- [Records supplied]:
────
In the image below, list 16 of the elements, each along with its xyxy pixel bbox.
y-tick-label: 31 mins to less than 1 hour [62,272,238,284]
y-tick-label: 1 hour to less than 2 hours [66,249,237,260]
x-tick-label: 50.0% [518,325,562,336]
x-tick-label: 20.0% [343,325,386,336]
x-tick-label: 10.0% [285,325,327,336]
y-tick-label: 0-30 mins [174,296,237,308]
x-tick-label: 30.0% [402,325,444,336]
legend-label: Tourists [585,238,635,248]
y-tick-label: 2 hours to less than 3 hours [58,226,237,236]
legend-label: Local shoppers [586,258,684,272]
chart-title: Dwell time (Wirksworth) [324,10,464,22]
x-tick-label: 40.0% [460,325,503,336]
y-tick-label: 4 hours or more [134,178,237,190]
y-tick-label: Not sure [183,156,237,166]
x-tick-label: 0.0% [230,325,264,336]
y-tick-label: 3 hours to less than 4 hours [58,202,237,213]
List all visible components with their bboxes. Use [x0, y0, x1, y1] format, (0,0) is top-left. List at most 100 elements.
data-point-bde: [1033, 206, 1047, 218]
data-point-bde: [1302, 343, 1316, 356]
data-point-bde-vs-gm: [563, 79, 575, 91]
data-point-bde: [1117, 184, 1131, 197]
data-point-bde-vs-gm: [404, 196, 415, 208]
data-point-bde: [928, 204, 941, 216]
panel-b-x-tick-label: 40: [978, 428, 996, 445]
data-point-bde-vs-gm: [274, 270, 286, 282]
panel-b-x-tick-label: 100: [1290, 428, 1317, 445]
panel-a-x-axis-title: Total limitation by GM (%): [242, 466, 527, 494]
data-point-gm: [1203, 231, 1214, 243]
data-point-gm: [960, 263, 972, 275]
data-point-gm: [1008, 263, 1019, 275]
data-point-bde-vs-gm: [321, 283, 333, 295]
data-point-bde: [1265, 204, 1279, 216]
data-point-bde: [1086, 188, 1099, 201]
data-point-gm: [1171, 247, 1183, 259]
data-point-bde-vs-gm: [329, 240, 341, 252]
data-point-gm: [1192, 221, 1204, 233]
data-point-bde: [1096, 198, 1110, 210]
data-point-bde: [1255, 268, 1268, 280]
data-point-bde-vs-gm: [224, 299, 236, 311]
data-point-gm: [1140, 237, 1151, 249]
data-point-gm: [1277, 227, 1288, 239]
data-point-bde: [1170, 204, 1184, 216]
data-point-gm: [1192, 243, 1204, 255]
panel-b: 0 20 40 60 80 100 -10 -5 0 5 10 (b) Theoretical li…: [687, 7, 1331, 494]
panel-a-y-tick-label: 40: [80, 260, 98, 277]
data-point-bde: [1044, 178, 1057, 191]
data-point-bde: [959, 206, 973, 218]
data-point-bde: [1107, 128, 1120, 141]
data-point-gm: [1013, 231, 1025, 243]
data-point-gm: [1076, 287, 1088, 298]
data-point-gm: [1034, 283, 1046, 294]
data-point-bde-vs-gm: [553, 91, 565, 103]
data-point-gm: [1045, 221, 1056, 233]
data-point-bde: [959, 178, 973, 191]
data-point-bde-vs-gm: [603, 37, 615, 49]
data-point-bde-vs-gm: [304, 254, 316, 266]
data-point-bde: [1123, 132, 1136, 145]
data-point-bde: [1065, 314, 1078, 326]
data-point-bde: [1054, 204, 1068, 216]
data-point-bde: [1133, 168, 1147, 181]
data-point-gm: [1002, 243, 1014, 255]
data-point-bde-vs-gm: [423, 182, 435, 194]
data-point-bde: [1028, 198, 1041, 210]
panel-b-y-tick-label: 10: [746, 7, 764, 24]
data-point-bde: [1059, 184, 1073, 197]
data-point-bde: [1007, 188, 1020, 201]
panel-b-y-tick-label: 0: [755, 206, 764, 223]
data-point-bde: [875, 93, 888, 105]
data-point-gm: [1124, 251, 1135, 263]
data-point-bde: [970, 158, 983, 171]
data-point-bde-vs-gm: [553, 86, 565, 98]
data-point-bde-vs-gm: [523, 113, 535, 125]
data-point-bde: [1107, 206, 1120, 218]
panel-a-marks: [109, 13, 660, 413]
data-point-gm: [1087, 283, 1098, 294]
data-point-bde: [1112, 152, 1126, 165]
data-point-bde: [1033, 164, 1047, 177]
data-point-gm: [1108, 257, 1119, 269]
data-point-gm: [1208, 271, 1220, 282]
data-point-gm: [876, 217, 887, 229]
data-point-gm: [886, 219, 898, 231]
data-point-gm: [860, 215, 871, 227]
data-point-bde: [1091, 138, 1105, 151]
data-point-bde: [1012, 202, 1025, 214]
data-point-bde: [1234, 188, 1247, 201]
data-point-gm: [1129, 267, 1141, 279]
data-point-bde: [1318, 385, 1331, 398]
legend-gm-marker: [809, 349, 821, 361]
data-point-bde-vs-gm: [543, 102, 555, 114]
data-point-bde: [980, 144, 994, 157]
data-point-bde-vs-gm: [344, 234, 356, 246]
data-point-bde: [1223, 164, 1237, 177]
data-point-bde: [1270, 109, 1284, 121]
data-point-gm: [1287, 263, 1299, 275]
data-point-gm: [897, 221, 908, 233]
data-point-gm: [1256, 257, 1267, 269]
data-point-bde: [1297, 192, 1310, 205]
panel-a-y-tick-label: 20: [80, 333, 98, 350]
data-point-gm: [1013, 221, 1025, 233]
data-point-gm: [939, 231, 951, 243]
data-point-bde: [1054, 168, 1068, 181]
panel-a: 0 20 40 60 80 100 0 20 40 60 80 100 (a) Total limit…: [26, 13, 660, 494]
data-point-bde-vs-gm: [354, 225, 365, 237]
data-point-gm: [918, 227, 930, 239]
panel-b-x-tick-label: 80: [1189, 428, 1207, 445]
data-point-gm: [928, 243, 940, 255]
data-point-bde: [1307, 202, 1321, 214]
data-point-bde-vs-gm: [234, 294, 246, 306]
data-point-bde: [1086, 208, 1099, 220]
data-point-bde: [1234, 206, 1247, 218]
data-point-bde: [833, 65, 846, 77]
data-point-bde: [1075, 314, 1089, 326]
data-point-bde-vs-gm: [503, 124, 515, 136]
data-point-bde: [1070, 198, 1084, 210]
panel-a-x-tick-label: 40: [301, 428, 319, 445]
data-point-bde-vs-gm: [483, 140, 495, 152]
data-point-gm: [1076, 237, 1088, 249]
────
- [What is asked]:
Reproduce every line of the data above, unchanged and in the same order.

- [Reply to the task]:
In the image below, list 16 of the elements, each along with its xyxy pixel bbox.
y-tick-label: 31 mins to less than 1 hour [62,272,238,284]
y-tick-label: 1 hour to less than 2 hours [66,249,237,260]
x-tick-label: 50.0% [518,325,562,336]
x-tick-label: 20.0% [343,325,386,336]
x-tick-label: 10.0% [285,325,327,336]
y-tick-label: 0-30 mins [174,296,237,308]
x-tick-label: 30.0% [402,325,444,336]
legend-label: Tourists [585,238,635,248]
y-tick-label: 2 hours to less than 3 hours [58,226,237,236]
legend-label: Local shoppers [586,258,684,272]
chart-title: Dwell time (Wirksworth) [324,10,464,22]
x-tick-label: 40.0% [460,325,503,336]
y-tick-label: 4 hours or more [134,178,237,190]
y-tick-label: Not sure [183,156,237,166]
x-tick-label: 0.0% [230,325,264,336]
y-tick-label: 3 hours to less than 4 hours [58,202,237,213]
List all visible components with their bboxes. Use [x0, y0, x1, y1] format, (0,0) is top-left. List at most 100 elements.
data-point-bde: [1033, 206, 1047, 218]
data-point-bde: [1302, 343, 1316, 356]
data-point-bde-vs-gm: [563, 79, 575, 91]
data-point-bde: [1117, 184, 1131, 197]
data-point-bde-vs-gm: [404, 196, 415, 208]
data-point-bde: [928, 204, 941, 216]
panel-b-x-tick-label: 40: [978, 428, 996, 445]
data-point-bde-vs-gm: [274, 270, 286, 282]
panel-b-x-tick-label: 100: [1290, 428, 1317, 445]
panel-a-x-axis-title: Total limitation by GM (%): [242, 466, 527, 494]
data-point-gm: [1203, 231, 1214, 243]
data-point-gm: [960, 263, 972, 275]
data-point-gm: [1008, 263, 1019, 275]
data-point-bde-vs-gm: [321, 283, 333, 295]
data-point-bde: [1265, 204, 1279, 216]
data-point-bde: [1086, 188, 1099, 201]
data-point-gm: [1171, 247, 1183, 259]
data-point-bde-vs-gm: [329, 240, 341, 252]
data-point-gm: [1192, 221, 1204, 233]
data-point-bde: [1096, 198, 1110, 210]
data-point-bde: [1255, 268, 1268, 280]
data-point-bde-vs-gm: [224, 299, 236, 311]
data-point-gm: [1140, 237, 1151, 249]
data-point-gm: [1277, 227, 1288, 239]
data-point-bde: [1170, 204, 1184, 216]
data-point-gm: [1192, 243, 1204, 255]
panel-b: 0 20 40 60 80 100 -10 -5 0 5 10 (b) Theoretical li…: [687, 7, 1331, 494]
panel-a-y-tick-label: 40: [80, 260, 98, 277]
data-point-bde: [1044, 178, 1057, 191]
data-point-bde: [959, 206, 973, 218]
data-point-bde: [1107, 128, 1120, 141]
data-point-gm: [1013, 231, 1025, 243]
data-point-gm: [1076, 287, 1088, 298]
data-point-gm: [1034, 283, 1046, 294]
data-point-bde-vs-gm: [553, 91, 565, 103]
data-point-gm: [1045, 221, 1056, 233]
data-point-bde: [959, 178, 973, 191]
data-point-bde-vs-gm: [603, 37, 615, 49]
data-point-bde-vs-gm: [304, 254, 316, 266]
data-point-bde: [1123, 132, 1136, 145]
data-point-bde: [1065, 314, 1078, 326]
data-point-bde: [1054, 204, 1068, 216]
data-point-bde: [1133, 168, 1147, 181]
data-point-gm: [1002, 243, 1014, 255]
data-point-bde-vs-gm: [423, 182, 435, 194]
data-point-bde: [1028, 198, 1041, 210]
panel-b-y-tick-label: 10: [746, 7, 764, 24]
data-point-bde: [1059, 184, 1073, 197]
data-point-bde: [1007, 188, 1020, 201]
panel-b-y-tick-label: 0: [755, 206, 764, 223]
data-point-bde: [875, 93, 888, 105]
data-point-gm: [1124, 251, 1135, 263]
data-point-bde: [970, 158, 983, 171]
data-point-bde-vs-gm: [553, 86, 565, 98]
data-point-bde-vs-gm: [523, 113, 535, 125]
data-point-bde: [1107, 206, 1120, 218]
panel-a-marks: [109, 13, 660, 413]
data-point-gm: [1087, 283, 1098, 294]
data-point-bde: [1112, 152, 1126, 165]
data-point-bde: [1033, 164, 1047, 177]
data-point-gm: [1108, 257, 1119, 269]
data-point-gm: [1208, 271, 1220, 282]
data-point-gm: [876, 217, 887, 229]
data-point-gm: [886, 219, 898, 231]
data-point-gm: [860, 215, 871, 227]
data-point-bde: [1091, 138, 1105, 151]
data-point-bde: [1012, 202, 1025, 214]
data-point-bde: [1234, 188, 1247, 201]
data-point-gm: [1129, 267, 1141, 279]
data-point-bde: [1318, 385, 1331, 398]
legend-gm-marker: [809, 349, 821, 361]
data-point-bde-vs-gm: [543, 102, 555, 114]
data-point-bde: [980, 144, 994, 157]
data-point-bde-vs-gm: [344, 234, 356, 246]
data-point-bde: [1223, 164, 1237, 177]
data-point-bde: [1270, 109, 1284, 121]
data-point-gm: [1287, 263, 1299, 275]
data-point-gm: [897, 221, 908, 233]
data-point-gm: [1256, 257, 1267, 269]
data-point-bde: [1297, 192, 1310, 205]
panel-a-y-tick-label: 20: [80, 333, 98, 350]
data-point-gm: [1013, 221, 1025, 233]
data-point-gm: [939, 231, 951, 243]
data-point-bde: [1054, 168, 1068, 181]
panel-a: 0 20 40 60 80 100 0 20 40 60 80 100 (a) Total limit…: [26, 13, 660, 494]
data-point-bde-vs-gm: [354, 225, 365, 237]
data-point-gm: [918, 227, 930, 239]
panel-b-x-tick-label: 80: [1189, 428, 1207, 445]
data-point-gm: [928, 243, 940, 255]
data-point-bde: [1307, 202, 1321, 214]
data-point-bde-vs-gm: [234, 294, 246, 306]
data-point-bde: [1086, 208, 1099, 220]
data-point-bde: [1234, 206, 1247, 218]
data-point-bde: [833, 65, 846, 77]
data-point-bde: [1075, 314, 1089, 326]
data-point-bde-vs-gm: [503, 124, 515, 136]
data-point-bde: [1070, 198, 1084, 210]
panel-a-x-tick-label: 40: [301, 428, 319, 445]
data-point-bde-vs-gm: [483, 140, 495, 152]
data-point-gm: [1076, 237, 1088, 249]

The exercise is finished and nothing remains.